Problem to work on »
Return every line of the material exactly.

## Start Materials provided

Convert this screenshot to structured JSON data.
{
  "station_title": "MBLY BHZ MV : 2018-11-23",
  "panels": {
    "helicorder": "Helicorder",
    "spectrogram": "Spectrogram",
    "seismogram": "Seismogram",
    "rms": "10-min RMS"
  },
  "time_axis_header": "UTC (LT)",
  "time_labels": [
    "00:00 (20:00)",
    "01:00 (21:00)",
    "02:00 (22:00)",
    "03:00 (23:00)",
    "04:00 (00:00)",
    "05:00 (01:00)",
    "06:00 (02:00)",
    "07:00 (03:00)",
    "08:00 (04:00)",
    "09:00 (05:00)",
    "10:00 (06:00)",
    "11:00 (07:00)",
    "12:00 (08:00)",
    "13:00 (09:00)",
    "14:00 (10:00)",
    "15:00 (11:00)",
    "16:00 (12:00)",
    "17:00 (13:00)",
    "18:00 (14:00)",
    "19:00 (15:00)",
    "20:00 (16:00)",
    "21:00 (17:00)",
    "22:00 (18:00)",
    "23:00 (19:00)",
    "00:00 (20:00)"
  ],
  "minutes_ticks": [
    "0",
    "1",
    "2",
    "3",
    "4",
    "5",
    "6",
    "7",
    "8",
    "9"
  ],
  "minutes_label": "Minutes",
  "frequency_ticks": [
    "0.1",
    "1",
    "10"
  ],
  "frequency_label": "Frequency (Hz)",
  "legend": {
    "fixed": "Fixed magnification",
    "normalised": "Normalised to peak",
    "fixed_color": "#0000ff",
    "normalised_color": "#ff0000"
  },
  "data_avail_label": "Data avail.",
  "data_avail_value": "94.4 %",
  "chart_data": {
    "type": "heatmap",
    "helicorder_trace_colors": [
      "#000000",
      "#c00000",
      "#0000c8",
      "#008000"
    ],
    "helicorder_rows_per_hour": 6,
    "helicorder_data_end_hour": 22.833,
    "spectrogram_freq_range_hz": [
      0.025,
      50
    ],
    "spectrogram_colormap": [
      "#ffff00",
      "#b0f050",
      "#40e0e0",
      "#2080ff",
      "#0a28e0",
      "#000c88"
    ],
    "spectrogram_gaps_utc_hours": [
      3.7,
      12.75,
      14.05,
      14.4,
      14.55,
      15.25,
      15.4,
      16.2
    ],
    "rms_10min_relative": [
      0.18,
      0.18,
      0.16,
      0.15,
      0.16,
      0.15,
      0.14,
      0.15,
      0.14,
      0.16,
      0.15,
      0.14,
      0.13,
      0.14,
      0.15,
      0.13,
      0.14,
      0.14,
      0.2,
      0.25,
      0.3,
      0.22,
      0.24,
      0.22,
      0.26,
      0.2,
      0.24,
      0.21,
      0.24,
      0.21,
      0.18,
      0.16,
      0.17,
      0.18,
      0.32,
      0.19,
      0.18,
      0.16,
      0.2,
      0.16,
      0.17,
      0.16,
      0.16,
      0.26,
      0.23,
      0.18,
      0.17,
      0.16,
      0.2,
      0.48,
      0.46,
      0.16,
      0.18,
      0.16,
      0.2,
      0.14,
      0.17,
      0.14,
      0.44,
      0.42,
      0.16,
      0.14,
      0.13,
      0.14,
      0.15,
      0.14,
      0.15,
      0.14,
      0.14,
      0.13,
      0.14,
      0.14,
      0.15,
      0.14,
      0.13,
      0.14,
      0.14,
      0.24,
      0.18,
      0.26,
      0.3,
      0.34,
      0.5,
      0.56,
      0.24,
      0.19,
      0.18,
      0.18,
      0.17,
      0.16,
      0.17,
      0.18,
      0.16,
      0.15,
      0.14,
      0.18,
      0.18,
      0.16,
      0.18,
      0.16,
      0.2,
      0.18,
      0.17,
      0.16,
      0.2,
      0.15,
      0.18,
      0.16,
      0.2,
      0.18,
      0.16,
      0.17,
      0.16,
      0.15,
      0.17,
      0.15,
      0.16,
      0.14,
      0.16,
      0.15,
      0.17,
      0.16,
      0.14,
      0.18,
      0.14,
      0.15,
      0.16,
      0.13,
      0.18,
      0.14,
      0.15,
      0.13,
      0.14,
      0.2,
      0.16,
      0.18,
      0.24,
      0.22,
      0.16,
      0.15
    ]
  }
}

## End Materials provided

The completed task »
Convert this screenshot to structured JSON data.
{
  "station_title": "MBLY BHZ MV : 2018-11-23",
  "panels": {
    "helicorder": "Helicorder",
    "spectrogram": "Spectrogram",
    "seismogram": "Seismogram",
    "rms": "10-min RMS"
  },
  "time_axis_header": "UTC (LT)",
  "time_labels": [
    "00:00 (20:00)",
    "01:00 (21:00)",
    "02:00 (22:00)",
    "03:00 (23:00)",
    "04:00 (00:00)",
    "05:00 (01:00)",
    "06:00 (02:00)",
    "07:00 (03:00)",
    "08:00 (04:00)",
    "09:00 (05:00)",
    "10:00 (06:00)",
    "11:00 (07:00)",
    "12:00 (08:00)",
    "13:00 (09:00)",
    "14:00 (10:00)",
    "15:00 (11:00)",
    "16:00 (12:00)",
    "17:00 (13:00)",
    "18:00 (14:00)",
    "19:00 (15:00)",
    "20:00 (16:00)",
    "21:00 (17:00)",
    "22:00 (18:00)",
    "23:00 (19:00)",
    "00:00 (20:00)"
  ],
  "minutes_ticks": [
    "0",
    "1",
    "2",
    "3",
    "4",
    "5",
    "6",
    "7",
    "8",
    "9"
  ],
  "minutes_label": "Minutes",
  "frequency_ticks": [
    "0.1",
    "1",
    "10"
  ],
  "frequency_label": "Frequency (Hz)",
  "legend": {
    "fixed": "Fixed magnification",
    "normalised": "Normalised to peak",
    "fixed_color": "#0000ff",
    "normalised_color": "#ff0000"
  },
  "data_avail_label": "Data avail.",
  "data_avail_value": "94.4 %",
  "chart_data": {
    "type": "heatmap",
    "helicorder_trace_colors": [
      "#000000",
      "#c00000",
      "#0000c8",
      "#008000"
    ],
    "helicorder_rows_per_hour": 6,
    "helicorder_data_end_hour": 22.833,
    "spectrogram_freq_range_hz": [
      0.025,
      50
    ],
    "spectrogram_colormap": [
      "#ffff00",
      "#b0f050",
      "#40e0e0",
      "#2080ff",
      "#0a28e0",
      "#000c88"
    ],
    "spectrogram_gaps_utc_hours": [
      3.7,
      12.75,
      14.05,
      14.4,
      14.55,
      15.25,
      15.4,
      16.2
    ],
    "rms_10min_relative": [
      0.18,
      0.18,
      0.16,
      0.15,
      0.16,
      0.15,
      0.14,
      0.15,
      0.14,
      0.16,
      0.15,
      0.14,
      0.13,
      0.14,
      0.15,
      0.13,
      0.14,
      0.14,
      0.2,
      0.25,
      0.3,
      0.22,
      0.24,
      0.22,
      0.26,
      0.2,
      0.24,
      0.21,
      0.24,
      0.21,
      0.18,
      0.16,
      0.17,
      0.18,
      0.32,
      0.19,
      0.18,
      0.16,
      0.2,
      0.16,
      0.17,
      0.16,
      0.16,
      0.26,
      0.23,
      0.18,
      0.17,
      0.16,
      0.2,
      0.48,
      0.46,
      0.16,
      0.18,
      0.16,
      0.2,
      0.14,
      0.17,
      0.14,
      0.44,
      0.42,
      0.16,
      0.14,
      0.13,
      0.14,
      0.15,
      0.14,
      0.15,
      0.14,
      0.14,
      0.13,
      0.14,
      0.14,
      0.15,
      0.14,
      0.13,
      0.14,
      0.14,
      0.24,
      0.18,
      0.26,
      0.3,
      0.34,
      0.5,
      0.56,
      0.24,
      0.19,
      0.18,
      0.18,
      0.17,
      0.16,
      0.17,
      0.18,
      0.16,
      0.15,
      0.14,
      0.18,
      0.18,
      0.16,
      0.18,
      0.16,
      0.2,
      0.18,
      0.17,
      0.16,
      0.2,
      0.15,
      0.18,
      0.16,
      0.2,
      0.18,
      0.16,
      0.17,
      0.16,
      0.15,
      0.17,
      0.15,
      0.16,
      0.14,
      0.16,
      0.15,
      0.17,
      0.16,
      0.14,
      0.18,
      0.14,
      0.15,
      0.16,
      0.13,
      0.18,
      0.14,
      0.15,
      0.13,
      0.14,
      0.2,
      0.16,
      0.18,
      0.24,
      0.22,
      0.16,
      0.15
    ]
  }
}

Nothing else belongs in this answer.